### Short task
Which lines in the records below contain the word "JSON"? Copy each of them.

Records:
[Start]
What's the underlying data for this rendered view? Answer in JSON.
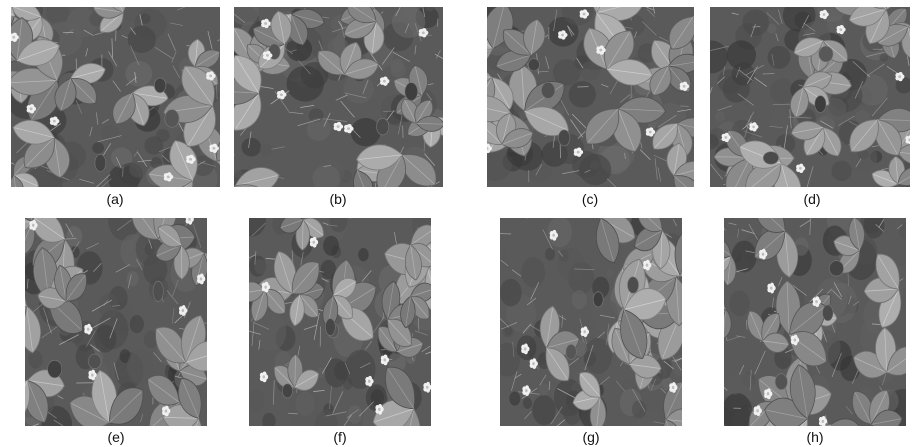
{
  "figure": {
    "panels": [
      {
        "label": "(a)",
        "description": "grayscale photo of strawberry plant leaves with small white flowers"
      },
      {
        "label": "(b)",
        "description": "grayscale photo of strawberry plant leaves with small white flowers"
      },
      {
        "label": "(c)",
        "description": "grayscale photo of strawberry plant leaves with small white flowers"
      },
      {
        "label": "(d)",
        "description": "grayscale photo of strawberry plant leaves with small white flowers"
      },
      {
        "label": "(e)",
        "description": "grayscale photo of strawberry plant leaves, berries and white flowers"
      },
      {
        "label": "(f)",
        "description": "grayscale photo of strawberry plant leaves, berries and white flowers"
      },
      {
        "label": "(g)",
        "description": "grayscale photo of strawberry plant leaves, berries and white flowers"
      },
      {
        "label": "(h)",
        "description": "grayscale photo of strawberry plant leaves, berries and white flowers"
      }
    ]
  }
}
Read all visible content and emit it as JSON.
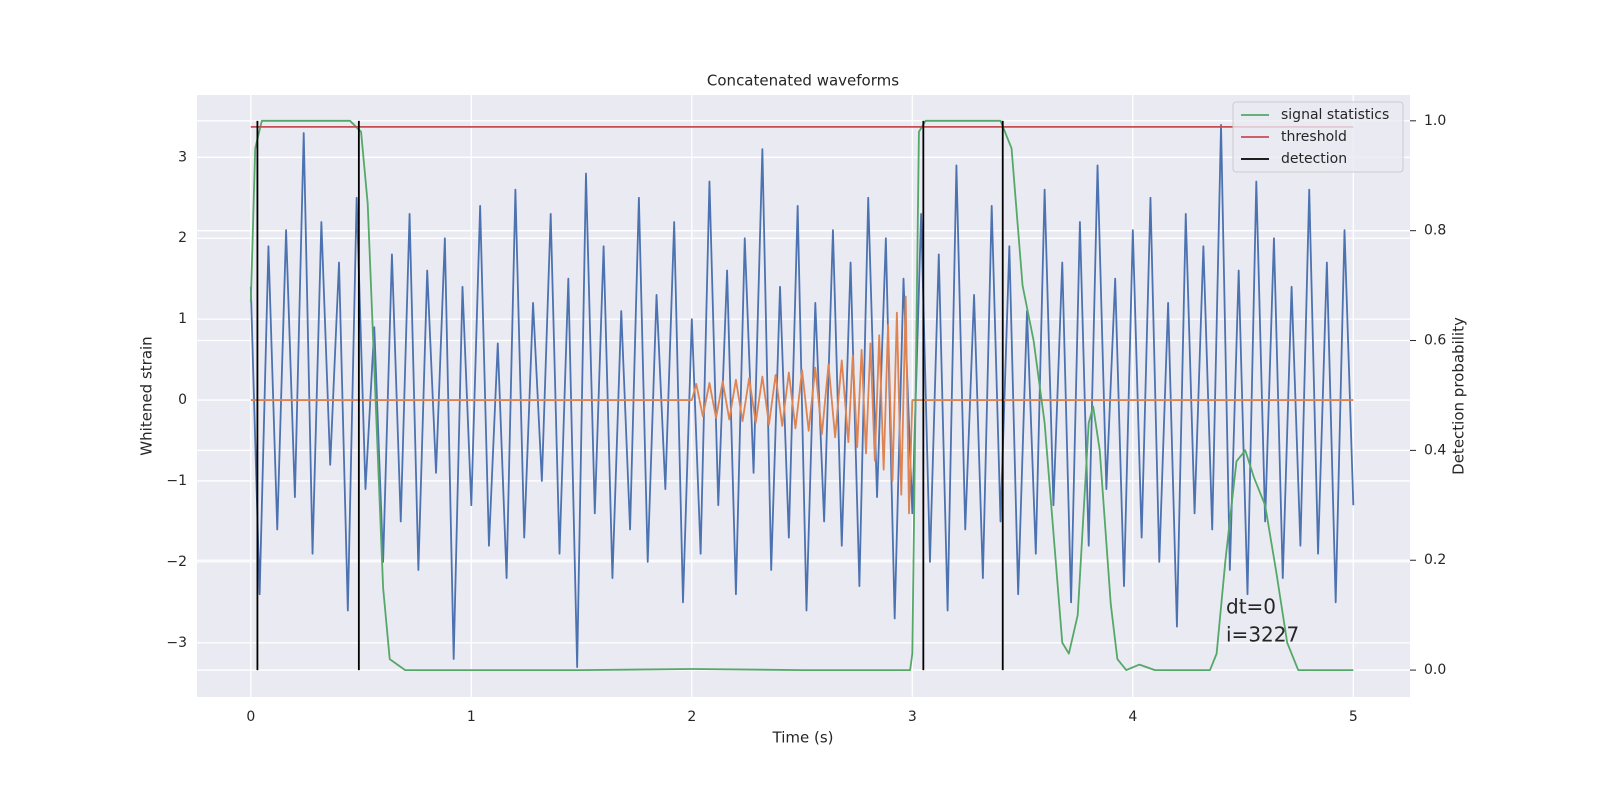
{
  "chart_data": {
    "type": "line",
    "title": "Concatenated waveforms",
    "xlabel": "Time (s)",
    "ylabel": "Whitened strain",
    "y2label": "Detection probability",
    "xlim": [
      -0.244,
      5.257
    ],
    "ylim": [
      -3.67,
      3.77
    ],
    "y2lim": [
      -0.049,
      1.047
    ],
    "xticks": [
      0,
      1,
      2,
      3,
      4,
      5
    ],
    "yticks": [
      {
        "value": -3,
        "label": "−3"
      },
      {
        "value": -2,
        "label": "−2"
      },
      {
        "value": -1,
        "label": "−1"
      },
      0,
      1,
      2,
      3
    ],
    "y2ticks": [
      {
        "value": 0,
        "label": "0.0"
      },
      {
        "value": 0.2,
        "label": "0.2"
      },
      {
        "value": 0.4,
        "label": "0.4"
      },
      {
        "value": 0.6,
        "label": "0.6"
      },
      {
        "value": 0.8,
        "label": "0.8"
      },
      {
        "value": 1,
        "label": "1.0"
      }
    ],
    "grid": true,
    "legend": "upper right",
    "annotations": [
      "dt=0",
      "i=3227"
    ],
    "strain": {
      "color": "#4c72b0",
      "x": [
        0,
        0.04,
        0.08,
        0.12,
        0.16,
        0.2,
        0.24,
        0.28,
        0.32,
        0.36,
        0.4,
        0.44,
        0.48,
        0.52,
        0.56,
        0.6,
        0.64,
        0.68,
        0.72,
        0.76,
        0.8,
        0.84,
        0.88,
        0.92,
        0.96,
        1,
        1.04,
        1.08,
        1.12,
        1.16,
        1.2,
        1.24,
        1.28,
        1.32,
        1.36,
        1.4,
        1.44,
        1.48,
        1.52,
        1.56,
        1.6,
        1.64,
        1.68,
        1.72,
        1.76,
        1.8,
        1.84,
        1.88,
        1.92,
        1.96,
        2,
        2.04,
        2.08,
        2.12,
        2.16,
        2.2,
        2.24,
        2.28,
        2.32,
        2.36,
        2.4,
        2.44,
        2.48,
        2.52,
        2.56,
        2.6,
        2.64,
        2.68,
        2.72,
        2.76,
        2.8,
        2.84,
        2.88,
        2.92,
        2.96,
        3,
        3.04,
        3.08,
        3.12,
        3.16,
        3.2,
        3.24,
        3.28,
        3.32,
        3.36,
        3.4,
        3.44,
        3.48,
        3.52,
        3.56,
        3.6,
        3.64,
        3.68,
        3.72,
        3.76,
        3.8,
        3.84,
        3.88,
        3.92,
        3.96,
        4,
        4.04,
        4.08,
        4.12,
        4.16,
        4.2,
        4.24,
        4.28,
        4.32,
        4.36,
        4.4,
        4.44,
        4.48,
        4.52,
        4.56,
        4.6,
        4.64,
        4.68,
        4.72,
        4.76,
        4.8,
        4.84,
        4.88,
        4.92,
        4.96,
        5
      ],
      "values": [
        1.4,
        -2.4,
        1.9,
        -1.6,
        2.1,
        -1.2,
        3.3,
        -1.9,
        2.2,
        -0.8,
        1.7,
        -2.6,
        2.5,
        -1.1,
        0.9,
        -2.0,
        1.8,
        -1.5,
        2.3,
        -2.1,
        1.6,
        -0.9,
        2.0,
        -3.2,
        1.4,
        -1.3,
        2.4,
        -1.8,
        0.7,
        -2.2,
        2.6,
        -1.7,
        1.2,
        -1.0,
        2.3,
        -1.9,
        1.5,
        -3.3,
        2.8,
        -1.4,
        1.9,
        -2.2,
        1.1,
        -1.6,
        2.5,
        -2.0,
        1.3,
        -1.1,
        2.2,
        -2.5,
        1.0,
        -1.9,
        2.7,
        -1.3,
        1.6,
        -2.4,
        2.0,
        -0.9,
        3.1,
        -2.1,
        1.4,
        -1.7,
        2.4,
        -2.6,
        1.2,
        -1.5,
        2.1,
        -1.8,
        1.7,
        -2.3,
        2.5,
        -1.2,
        2.0,
        -2.7,
        1.5,
        -1.4,
        2.3,
        -2.0,
        1.8,
        -2.6,
        2.9,
        -1.6,
        1.3,
        -2.2,
        2.4,
        -1.5,
        1.9,
        -2.4,
        1.1,
        -1.9,
        2.6,
        -1.3,
        1.7,
        -2.5,
        2.2,
        -1.8,
        2.9,
        -1.1,
        1.5,
        -2.3,
        2.1,
        -1.7,
        2.5,
        -2.0,
        1.2,
        -2.8,
        2.3,
        -1.4,
        1.9,
        -1.6,
        3.4,
        -2.1,
        1.6,
        -2.4,
        2.7,
        -1.5,
        2.0,
        -2.2,
        1.4,
        -1.8,
        2.6,
        -1.9,
        1.7,
        -2.5,
        2.1,
        -1.3
      ]
    },
    "template": {
      "color": "#dd8452",
      "x": [
        0,
        2,
        2.02,
        2.05,
        2.08,
        2.11,
        2.14,
        2.17,
        2.2,
        2.23,
        2.26,
        2.29,
        2.32,
        2.35,
        2.38,
        2.41,
        2.44,
        2.47,
        2.5,
        2.53,
        2.56,
        2.59,
        2.62,
        2.65,
        2.68,
        2.71,
        2.73,
        2.75,
        2.77,
        2.79,
        2.81,
        2.83,
        2.85,
        2.87,
        2.89,
        2.91,
        2.93,
        2.95,
        2.97,
        2.985,
        3,
        5
      ],
      "values": [
        0,
        0,
        0.2,
        -0.2,
        0.21,
        -0.22,
        0.23,
        -0.24,
        0.25,
        -0.26,
        0.27,
        -0.28,
        0.29,
        -0.3,
        0.31,
        -0.32,
        0.34,
        -0.35,
        0.37,
        -0.38,
        0.4,
        -0.42,
        0.44,
        -0.46,
        0.49,
        -0.52,
        0.55,
        -0.58,
        0.62,
        -0.66,
        0.7,
        -0.75,
        0.8,
        -0.86,
        0.93,
        -1.0,
        1.08,
        -1.17,
        1.28,
        -1.4,
        0,
        0
      ]
    },
    "series": [
      {
        "name": "signal statistics",
        "color": "#55a868",
        "axis": "y2",
        "x": [
          0,
          0.02,
          0.05,
          0.1,
          0.45,
          0.5,
          0.53,
          0.56,
          0.6,
          0.63,
          0.7,
          1.5,
          2,
          2.5,
          2.99,
          3,
          3.03,
          3.06,
          3.4,
          3.45,
          3.5,
          3.55,
          3.6,
          3.65,
          3.68,
          3.71,
          3.75,
          3.8,
          3.82,
          3.85,
          3.9,
          3.93,
          3.97,
          4.03,
          4.1,
          4.35,
          4.38,
          4.42,
          4.47,
          4.51,
          4.55,
          4.6,
          4.65,
          4.7,
          4.75,
          5
        ],
        "values": [
          0.67,
          0.95,
          1.0,
          1.0,
          1.0,
          0.98,
          0.85,
          0.55,
          0.15,
          0.02,
          0.0,
          0.0,
          0.002,
          0.0,
          0.0,
          0.03,
          0.98,
          1.0,
          1.0,
          0.95,
          0.7,
          0.6,
          0.45,
          0.2,
          0.05,
          0.03,
          0.1,
          0.45,
          0.48,
          0.4,
          0.12,
          0.02,
          0.0,
          0.01,
          0.0,
          0.0,
          0.03,
          0.2,
          0.38,
          0.4,
          0.35,
          0.3,
          0.18,
          0.05,
          0.0,
          0.0
        ]
      },
      {
        "name": "threshold",
        "color": "#c44e52",
        "axis": "y2",
        "x": [
          0,
          5
        ],
        "values": [
          0.989,
          0.989
        ]
      },
      {
        "name": "detection",
        "color": "#000000",
        "axis": "y2",
        "x": [
          0.03,
          0.03,
          null,
          0.49,
          0.49,
          null,
          3.05,
          3.05,
          null,
          3.41,
          3.41
        ],
        "values": [
          0,
          1,
          null,
          0,
          1,
          null,
          0,
          1,
          null,
          0,
          1
        ]
      }
    ]
  }
}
[End]
### Completed task
What's the underlying data for this rendered view? Answer in JSON.
Read all visible content and emit it as JSON.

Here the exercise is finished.